Source records.
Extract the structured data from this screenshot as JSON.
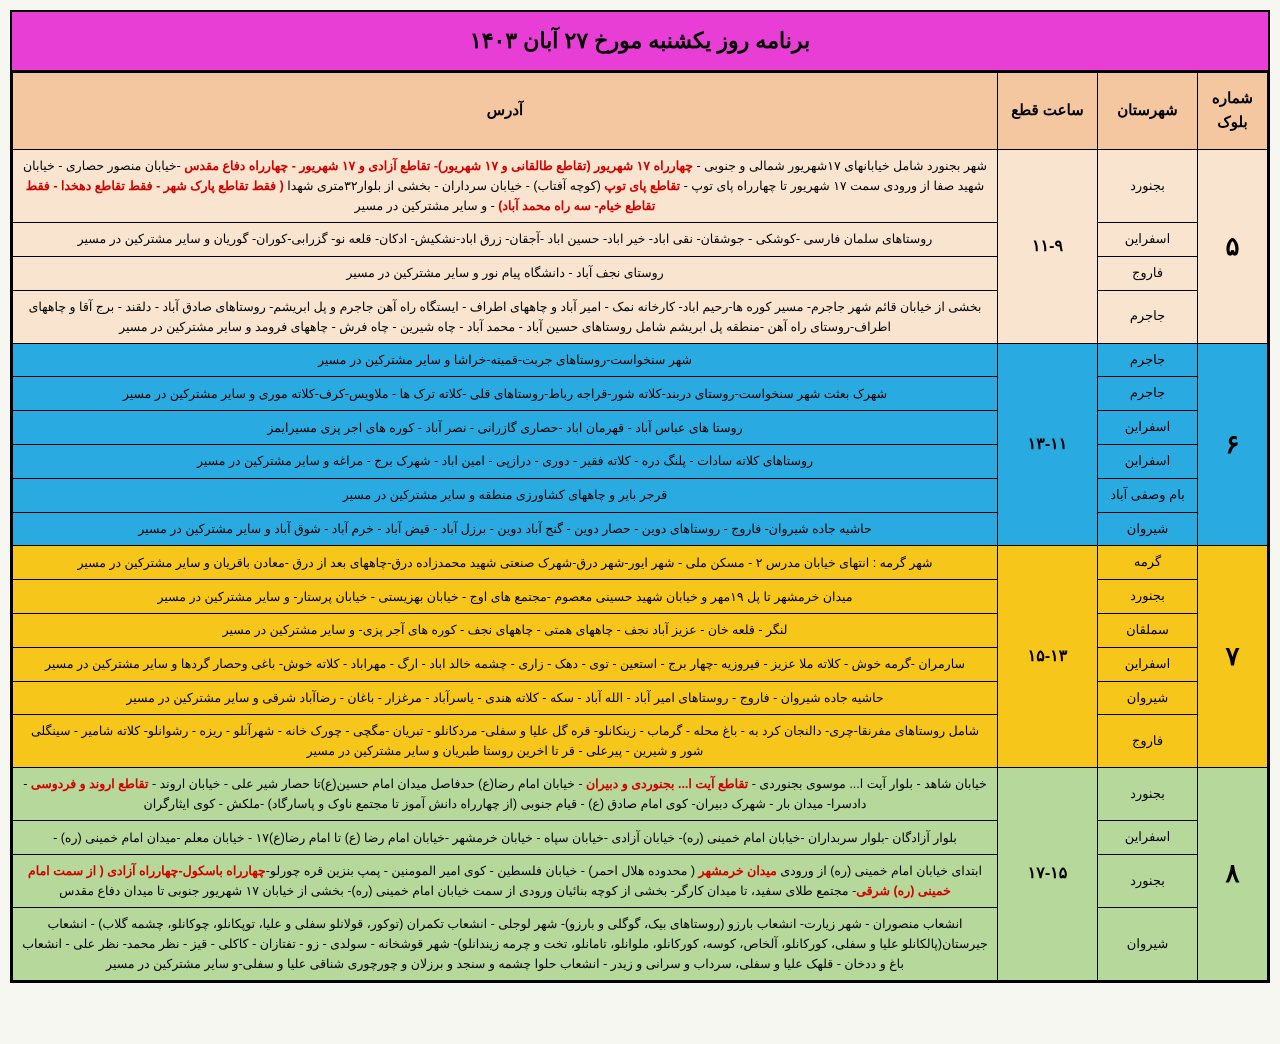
{
  "title": "برنامه روز یکشنبه مورخ ۲۷ آبان ۱۴۰۳",
  "columns": {
    "block": "شماره بلوک",
    "city": "شهرستان",
    "time": "ساعت قطع",
    "address": "آدرس"
  },
  "colors": {
    "title_bg": "#e83ed6",
    "header_bg": "#f4c7a1",
    "block5_bg": "#f9e4cf",
    "block6_bg": "#29abe2",
    "block7_bg": "#f7c61a",
    "block8_bg": "#b6d89a",
    "highlight": "#d00000"
  },
  "blocks": [
    {
      "id": "5",
      "num": "۵",
      "time": "۱۱-۹",
      "bg": "block5_bg",
      "rows": [
        {
          "city": "بجنورد",
          "addr_html": "شهر بجنورد شامل خیابانهای ۱۷شهریور شمالی و جنوبی - <span class='hl'>چهارراه ۱۷ شهریور (تقاطع طالقانی و ۱۷ شهریور)- تقاطع آزادی و ۱۷ شهریور - چهارراه دفاع مقدس</span> -خیابان منصور حصاری - خیابان شهید صفا از ورودی سمت ۱۷ شهریور تا چهارراه پای توپ - <span class='hl'>تقاطع پای توپ</span> (کوچه آفتاب) - خیابان سرداران - بخشی از بلوار۳۲متری شهدا <span class='hl'>( فقط تقاطع پارک شهر - فقط تقاطع دهخدا - فقط تقاطع خیام- سه راه محمد آباد)</span> - و سایر مشترکین در مسیر"
        },
        {
          "city": "اسفراین",
          "addr_html": "روستاهای سلمان فارسی -کوشکی - جوشقان- نقی اباد- خیر اباد- حسین اباد -آجقان- زرق اباد-نشکیش- ادکان- قلعه نو- گزرابی-کوران- گوریان و سایر مشترکین در مسیر"
        },
        {
          "city": "فاروج",
          "addr_html": "روستای نجف آباد - دانشگاه پیام نور و سایر مشترکین در مسیر"
        },
        {
          "city": "جاجرم",
          "addr_html": "بخشی از خیابان قائم شهر جاجرم- مسیر کوره ها-رحیم اباد- کارخانه نمک - امیر آباد و چاههای اطراف - ایستگاه راه آهن جاجرم و پل ابریشم- روستاهای صادق آباد - دلقند - برج آقا و چاههای اطراف-روستای راه آهن -منطقه پل ابریشم شامل روستاهای حسین آباد - محمد آباد - چاه شیرین - چاه فرش - چاههای فرومد و سایر مشترکین در مسیر"
        }
      ]
    },
    {
      "id": "6",
      "num": "۶",
      "time": "۱۳-۱۱",
      "bg": "block6_bg",
      "rows": [
        {
          "city": "جاجرم",
          "addr_html": "شهر سنخواست-روستاهای جربت-قمیته-خراشا و سایر مشترکین در مسیر"
        },
        {
          "city": "جاجرم",
          "addr_html": "شهرک بعثت شهر سنخواست-روستای دربند-کلاته شور-قراجه رباط-روستاهای قلی -کلاته ترک ها - ملاویس-کرف-کلاته موری و سایر مشترکین در مسیر"
        },
        {
          "city": "اسفراین",
          "addr_html": "روستا های عباس آباد - قهرمان اباد -حصاری گازرانی - نصر آباد - کوره های اجر پزی مسیرایمز"
        },
        {
          "city": "اسفراین",
          "addr_html": "روستاهای کلاته سادات - پلنگ دره - کلاته فقیر - دوری - درازپی - امین اباد - شهرک برج - مراغه و سایر مشترکین در مسیر"
        },
        {
          "city": "بام وصفی آباد",
          "addr_html": "قرجر بایر و چاههای کشاورزی منطقه و سایر مشترکین در مسیر"
        },
        {
          "city": "شیروان",
          "addr_html": "حاشیه جاده شیروان- فاروج - روستاهای دوین - حصار دوین - گنج آباد دوین - برزل آباد - قیض آباد - خرم آباد - شوق آباد و سایر مشترکین در مسیر"
        }
      ]
    },
    {
      "id": "7",
      "num": "۷",
      "time": "۱۵-۱۳",
      "bg": "block7_bg",
      "rows": [
        {
          "city": "گرمه",
          "addr_html": "شهر گرمه : انتهای خیابان مدرس ۲ - مسکن ملی - شهر ایور-شهر درق-شهرک صنعتی شهید محمدزاده درق-چاههای بعد از درق -معادن باقریان و سایر مشترکین در مسیر"
        },
        {
          "city": "بجنورد",
          "addr_html": "میدان خرمشهر تا پل ۱۹مهر و خیابان شهید حسینی معصوم -مجتمع های اوج - خیابان بهزیستی - خیابان پرستار- و سایر مشترکین در مسیر"
        },
        {
          "city": "سملقان",
          "addr_html": "لنگر - قلعه خان - عزیز آباد نجف - چاههای همتی - چاههای نجف - کوره های آجر پزی- و سایر مشترکین در مسیر"
        },
        {
          "city": "اسفراین",
          "addr_html": "سارمران -گرمه خوش - کلاته ملا عزیز - فیروزیه -چهار برج - استعین - توی - دهک - زاری - چشمه خالد اباد - ارگ - مهراباد - کلاته خوش- باغی وحصار گردها و سایر مشترکین در مسیر"
        },
        {
          "city": "شیروان",
          "addr_html": "حاشیه جاده شیروان - فاروج - روستاهای امیر آباد - الله آباد - سکه - کلاته هندی - یاسرآباد - مرغزار - باغان - رضاآباد شرقی و سایر مشترکین در مسیر"
        },
        {
          "city": "فاروج",
          "addr_html": "شامل روستاهای مفرنقا-چری- دالنجان کرد به - باغ محله - گرماب - زینکانلو- قره گل علیا و سفلی- مردکانلو - تبریان -مگچی - چورک خانه - شهرآنلو - ریزه - رشوانلو- کلاته شامیر - سینگلی شور و شیرین - پیرعلی - قر تا اخرین روستا طبریان و سایر مشترکین در مسیر"
        }
      ]
    },
    {
      "id": "8",
      "num": "۸",
      "time": "۱۷-۱۵",
      "bg": "block8_bg",
      "rows": [
        {
          "city": "بجنورد",
          "addr_html": "خیابان شاهد - بلوار آیت ا... موسوی بجنوردی - <span class='hl'>تقاطع آیت ا... بجنوردی و دبیران</span> - خیابان امام رضا(ع) حدفاصل میدان امام حسین(ع)تا حصار شیر علی - خیابان اروند - <span class='hl'>تقاطع اروند و فردوسی</span> - دادسرا- میدان بار - شهرک دبیران- کوی امام صادق (ع) - قیام جنوبی (از چهارراه دانش آموز تا مجتمع ناوک و پاسارگاد) -ملکش - کوی ایثارگران"
        },
        {
          "city": "اسفراین",
          "addr_html": "بلوار آزادگان -بلوار سربداران -خیابان امام خمینی (ره)- خیابان آزادی -خیابان سپاه - خیابان خرمشهر -خیابان امام رضا (ع) تا امام رضا(ع)۱۷ - خیابان معلم -میدان امام خمینی (ره) -"
        },
        {
          "city": "بجنورد",
          "addr_html": "ابتدای خیابان امام خمینی (ره) از ورودی <span class='hl'>میدان خرمشهر</span> ( محدوده هلال احمر) - خیابان فلسطین - کوی امیر المومنین - پمپ بنزین قره چورلو-<span class='hl'>چهارراه باسکول-چهارراه آزادی ( از سمت امام خمینی (ره) شرقی</span>- مجتمع طلای سفید، تا میدان کارگر- بخشی از کوچه بنائیان ورودی از سمت خیابان امام خمینی (ره)- بخشی از خیابان ۱۷ شهریور جنوبی تا میدان دفاع مقدس"
        },
        {
          "city": "شیروان",
          "addr_html": "انشعاب منصوران - شهر زیارت- انشعاب بارزو (روستاهای بیک، گوگلی و بارزو)- شهر لوجلی - انشعاب تکمران (توکور، قولانلو سفلی و علیا، توپکانلو، چوکانلو، چشمه گلاب) - انشعاب جیرستان(پالکانلو علیا و سفلی، کورکانلو، آلخاص، کوسه، کورکانلو، ملوانلو، تامانلو، تخت و چرمه زیندانلو)- شهر قوشخانه - سولدی - زو - تفتازان - کاکلی - قیز - نظر محمد- نظر علی - انشعاب باغ و ددخان - قلهک علیا و سفلی، سرداب و سرانی و زیدر - انشعاب حلوا چشمه و سنجد و برزلان و چورچوری شناقی علیا و سفلی-و سایر مشترکین در مسیر"
        }
      ]
    }
  ]
}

Short problem. Look through the data above. Each line containing the word "حاشیه" needs to be copied.

Correct answer.
          "addr_html": "حاشیه جاده شیروان- فاروج - روستاهای دوین - حصار دوین - گنج آباد دوین - برزل آباد - قیض آباد - خرم آباد - شوق آباد و سایر مشترکین در مسیر"
          "addr_html": "حاشیه جاده شیروان - فاروج - روستاهای امیر آباد - الله آباد - سکه - کلاته هندی - یاسرآباد - مرغزار - باغان - رضاآباد شرقی و سایر مشترکین در مسیر"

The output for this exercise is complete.